-------- MATERIAL SUPPLIED

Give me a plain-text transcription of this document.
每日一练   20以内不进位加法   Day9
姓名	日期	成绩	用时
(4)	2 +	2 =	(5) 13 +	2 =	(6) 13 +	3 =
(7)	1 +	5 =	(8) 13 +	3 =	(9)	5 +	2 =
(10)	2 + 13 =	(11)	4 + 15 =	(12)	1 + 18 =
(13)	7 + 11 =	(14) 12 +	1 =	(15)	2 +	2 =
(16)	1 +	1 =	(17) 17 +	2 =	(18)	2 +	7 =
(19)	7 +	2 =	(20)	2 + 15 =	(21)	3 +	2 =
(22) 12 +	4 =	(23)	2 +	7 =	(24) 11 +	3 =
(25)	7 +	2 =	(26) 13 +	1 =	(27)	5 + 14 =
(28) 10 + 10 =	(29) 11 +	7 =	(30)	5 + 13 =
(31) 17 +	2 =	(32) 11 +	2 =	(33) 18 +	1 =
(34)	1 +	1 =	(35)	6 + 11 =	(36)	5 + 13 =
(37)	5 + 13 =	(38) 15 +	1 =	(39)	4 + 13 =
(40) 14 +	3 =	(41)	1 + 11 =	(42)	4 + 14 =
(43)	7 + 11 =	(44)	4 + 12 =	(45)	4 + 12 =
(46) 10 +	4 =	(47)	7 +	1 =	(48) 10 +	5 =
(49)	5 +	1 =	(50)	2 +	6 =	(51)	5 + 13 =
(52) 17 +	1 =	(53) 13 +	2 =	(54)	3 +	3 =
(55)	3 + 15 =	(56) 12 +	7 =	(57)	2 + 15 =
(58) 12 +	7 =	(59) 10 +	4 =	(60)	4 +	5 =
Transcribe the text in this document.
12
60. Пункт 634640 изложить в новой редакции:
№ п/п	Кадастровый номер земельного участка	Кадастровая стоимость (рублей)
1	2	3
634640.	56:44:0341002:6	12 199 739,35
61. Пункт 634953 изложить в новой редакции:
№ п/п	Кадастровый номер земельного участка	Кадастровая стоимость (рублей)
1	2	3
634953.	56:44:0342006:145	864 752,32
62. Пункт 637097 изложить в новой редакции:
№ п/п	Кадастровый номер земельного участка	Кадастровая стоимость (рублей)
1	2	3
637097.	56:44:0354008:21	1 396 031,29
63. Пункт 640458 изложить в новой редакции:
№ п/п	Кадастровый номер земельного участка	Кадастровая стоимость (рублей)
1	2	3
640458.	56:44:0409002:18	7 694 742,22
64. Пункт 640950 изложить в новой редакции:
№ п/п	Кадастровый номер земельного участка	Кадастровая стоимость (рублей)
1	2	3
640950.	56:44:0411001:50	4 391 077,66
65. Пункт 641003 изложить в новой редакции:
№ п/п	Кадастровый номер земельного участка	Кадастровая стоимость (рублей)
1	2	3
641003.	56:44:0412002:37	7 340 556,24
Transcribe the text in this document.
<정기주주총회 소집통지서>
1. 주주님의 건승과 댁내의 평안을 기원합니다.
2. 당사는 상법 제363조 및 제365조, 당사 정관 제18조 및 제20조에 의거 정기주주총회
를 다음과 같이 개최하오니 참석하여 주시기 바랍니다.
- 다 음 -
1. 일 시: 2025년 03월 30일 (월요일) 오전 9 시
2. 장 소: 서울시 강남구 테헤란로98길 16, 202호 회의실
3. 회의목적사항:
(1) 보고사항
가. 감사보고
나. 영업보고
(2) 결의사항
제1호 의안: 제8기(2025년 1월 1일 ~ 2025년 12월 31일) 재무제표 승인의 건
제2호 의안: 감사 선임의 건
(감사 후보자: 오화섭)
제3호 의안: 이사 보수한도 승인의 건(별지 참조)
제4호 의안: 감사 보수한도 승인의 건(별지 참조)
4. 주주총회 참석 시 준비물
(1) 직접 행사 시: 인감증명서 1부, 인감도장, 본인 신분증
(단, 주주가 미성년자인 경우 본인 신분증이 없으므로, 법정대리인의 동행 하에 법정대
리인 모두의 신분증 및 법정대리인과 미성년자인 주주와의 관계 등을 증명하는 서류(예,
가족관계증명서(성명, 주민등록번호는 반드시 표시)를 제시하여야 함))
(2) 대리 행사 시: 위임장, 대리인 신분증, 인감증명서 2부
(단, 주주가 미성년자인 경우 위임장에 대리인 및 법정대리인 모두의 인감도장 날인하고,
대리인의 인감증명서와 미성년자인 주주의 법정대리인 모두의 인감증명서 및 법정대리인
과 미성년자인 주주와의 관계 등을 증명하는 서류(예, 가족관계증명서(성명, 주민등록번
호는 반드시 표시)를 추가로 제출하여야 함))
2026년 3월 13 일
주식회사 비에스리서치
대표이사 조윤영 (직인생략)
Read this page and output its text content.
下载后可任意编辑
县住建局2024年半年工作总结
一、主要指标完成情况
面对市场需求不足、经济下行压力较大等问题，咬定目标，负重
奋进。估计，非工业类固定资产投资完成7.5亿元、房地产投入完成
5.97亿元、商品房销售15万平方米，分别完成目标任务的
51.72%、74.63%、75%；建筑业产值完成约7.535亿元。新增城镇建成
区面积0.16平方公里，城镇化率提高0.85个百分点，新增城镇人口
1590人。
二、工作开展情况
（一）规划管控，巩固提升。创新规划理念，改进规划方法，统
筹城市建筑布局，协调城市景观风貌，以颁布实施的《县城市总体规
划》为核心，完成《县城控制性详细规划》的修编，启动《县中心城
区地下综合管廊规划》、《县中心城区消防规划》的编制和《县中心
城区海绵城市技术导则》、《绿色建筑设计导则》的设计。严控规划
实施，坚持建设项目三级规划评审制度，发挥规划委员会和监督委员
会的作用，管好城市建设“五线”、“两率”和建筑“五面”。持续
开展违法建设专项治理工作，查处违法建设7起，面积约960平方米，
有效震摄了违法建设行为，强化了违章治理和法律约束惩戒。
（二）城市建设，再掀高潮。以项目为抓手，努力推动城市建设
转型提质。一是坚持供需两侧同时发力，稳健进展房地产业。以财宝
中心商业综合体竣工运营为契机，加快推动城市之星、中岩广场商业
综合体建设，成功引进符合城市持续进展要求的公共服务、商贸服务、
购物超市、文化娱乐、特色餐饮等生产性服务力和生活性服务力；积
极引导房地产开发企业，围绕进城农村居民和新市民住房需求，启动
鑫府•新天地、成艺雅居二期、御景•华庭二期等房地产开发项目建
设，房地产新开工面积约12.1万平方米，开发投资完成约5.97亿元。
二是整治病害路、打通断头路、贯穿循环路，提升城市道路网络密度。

----------------

EXERCISE PROMPT =>
Write out every record verbatim.

RESPONSE TO THE TASK =>
Give me a plain-text transcription of this document.
每日一练   20以内不进位加法   Day9
姓名	日期	成绩	用时
(4)	2 +	2 =	(5) 13 +	2 =	(6) 13 +	3 =
(7)	1 +	5 =	(8) 13 +	3 =	(9)	5 +	2 =
(10)	2 + 13 =	(11)	4 + 15 =	(12)	1 + 18 =
(13)	7 + 11 =	(14) 12 +	1 =	(15)	2 +	2 =
(16)	1 +	1 =	(17) 17 +	2 =	(18)	2 +	7 =
(19)	7 +	2 =	(20)	2 + 15 =	(21)	3 +	2 =
(22) 12 +	4 =	(23)	2 +	7 =	(24) 11 +	3 =
(25)	7 +	2 =	(26) 13 +	1 =	(27)	5 + 14 =
(28) 10 + 10 =	(29) 11 +	7 =	(30)	5 + 13 =
(31) 17 +	2 =	(32) 11 +	2 =	(33) 18 +	1 =
(34)	1 +	1 =	(35)	6 + 11 =	(36)	5 + 13 =
(37)	5 + 13 =	(38) 15 +	1 =	(39)	4 + 13 =
(40) 14 +	3 =	(41)	1 + 11 =	(42)	4 + 14 =
(43)	7 + 11 =	(44)	4 + 12 =	(45)	4 + 12 =
(46) 10 +	4 =	(47)	7 +	1 =	(48) 10 +	5 =
(49)	5 +	1 =	(50)	2 +	6 =	(51)	5 + 13 =
(52) 17 +	1 =	(53) 13 +	2 =	(54)	3 +	3 =
(55)	3 + 15 =	(56) 12 +	7 =	(57)	2 + 15 =
(58) 12 +	7 =	(59) 10 +	4 =	(60)	4 +	5 =
Transcribe the text in this document.
12
60. Пункт 634640 изложить в новой редакции:
№ п/п	Кадастровый номер земельного участка	Кадастровая стоимость (рублей)
1	2	3
634640.	56:44:0341002:6	12 199 739,35
61. Пункт 634953 изложить в новой редакции:
№ п/п	Кадастровый номер земельного участка	Кадастровая стоимость (рублей)
1	2	3
634953.	56:44:0342006:145	864 752,32
62. Пункт 637097 изложить в новой редакции:
№ п/п	Кадастровый номер земельного участка	Кадастровая стоимость (рублей)
1	2	3
637097.	56:44:0354008:21	1 396 031,29
63. Пункт 640458 изложить в новой редакции:
№ п/п	Кадастровый номер земельного участка	Кадастровая стоимость (рублей)
1	2	3
640458.	56:44:0409002:18	7 694 742,22
64. Пункт 640950 изложить в новой редакции:
№ п/п	Кадастровый номер земельного участка	Кадастровая стоимость (рублей)
1	2	3
640950.	56:44:0411001:50	4 391 077,66
65. Пункт 641003 изложить в новой редакции:
№ п/п	Кадастровый номер земельного участка	Кадастровая стоимость (рублей)
1	2	3
641003.	56:44:0412002:37	7 340 556,24
Transcribe the text in this document.
<정기주주총회 소집통지서>
1. 주주님의 건승과 댁내의 평안을 기원합니다.
2. 당사는 상법 제363조 및 제365조, 당사 정관 제18조 및 제20조에 의거 정기주주총회
를 다음과 같이 개최하오니 참석하여 주시기 바랍니다.
- 다 음 -
1. 일 시: 2025년 03월 30일 (월요일) 오전 9 시
2. 장 소: 서울시 강남구 테헤란로98길 16, 202호 회의실
3. 회의목적사항:
(1) 보고사항
가. 감사보고
나. 영업보고
(2) 결의사항
제1호 의안: 제8기(2025년 1월 1일 ~ 2025년 12월 31일) 재무제표 승인의 건
제2호 의안: 감사 선임의 건
(감사 후보자: 오화섭)
제3호 의안: 이사 보수한도 승인의 건(별지 참조)
제4호 의안: 감사 보수한도 승인의 건(별지 참조)
4. 주주총회 참석 시 준비물
(1) 직접 행사 시: 인감증명서 1부, 인감도장, 본인 신분증
(단, 주주가 미성년자인 경우 본인 신분증이 없으므로, 법정대리인의 동행 하에 법정대
리인 모두의 신분증 및 법정대리인과 미성년자인 주주와의 관계 등을 증명하는 서류(예,
가족관계증명서(성명, 주민등록번호는 반드시 표시)를 제시하여야 함))
(2) 대리 행사 시: 위임장, 대리인 신분증, 인감증명서 2부
(단, 주주가 미성년자인 경우 위임장에 대리인 및 법정대리인 모두의 인감도장 날인하고,
대리인의 인감증명서와 미성년자인 주주의 법정대리인 모두의 인감증명서 및 법정대리인
과 미성년자인 주주와의 관계 등을 증명하는 서류(예, 가족관계증명서(성명, 주민등록번
호는 반드시 표시)를 추가로 제출하여야 함))
2026년 3월 13 일
주식회사 비에스리서치
대표이사 조윤영 (직인생략)
Read this page and output its text content.
下载后可任意编辑
县住建局2024年半年工作总结
一、主要指标完成情况
面对市场需求不足、经济下行压力较大等问题，咬定目标，负重
奋进。估计，非工业类固定资产投资完成7.5亿元、房地产投入完成
5.97亿元、商品房销售15万平方米，分别完成目标任务的
51.72%、74.63%、75%；建筑业产值完成约7.535亿元。新增城镇建成
区面积0.16平方公里，城镇化率提高0.85个百分点，新增城镇人口
1590人。
二、工作开展情况
（一）规划管控，巩固提升。创新规划理念，改进规划方法，统
筹城市建筑布局，协调城市景观风貌，以颁布实施的《县城市总体规
划》为核心，完成《县城控制性详细规划》的修编，启动《县中心城
区地下综合管廊规划》、《县中心城区消防规划》的编制和《县中心
城区海绵城市技术导则》、《绿色建筑设计导则》的设计。严控规划
实施，坚持建设项目三级规划评审制度，发挥规划委员会和监督委员
会的作用，管好城市建设“五线”、“两率”和建筑“五面”。持续
开展违法建设专项治理工作，查处违法建设7起，面积约960平方米，
有效震摄了违法建设行为，强化了违章治理和法律约束惩戒。
（二）城市建设，再掀高潮。以项目为抓手，努力推动城市建设
转型提质。一是坚持供需两侧同时发力，稳健进展房地产业。以财宝
中心商业综合体竣工运营为契机，加快推动城市之星、中岩广场商业
综合体建设，成功引进符合城市持续进展要求的公共服务、商贸服务、
购物超市、文化娱乐、特色餐饮等生产性服务力和生活性服务力；积
极引导房地产开发企业，围绕进城农村居民和新市民住房需求，启动
鑫府•新天地、成艺雅居二期、御景•华庭二期等房地产开发项目建
设，房地产新开工面积约12.1万平方米，开发投资完成约5.97亿元。
二是整治病害路、打通断头路、贯穿循环路，提升城市道路网络密度。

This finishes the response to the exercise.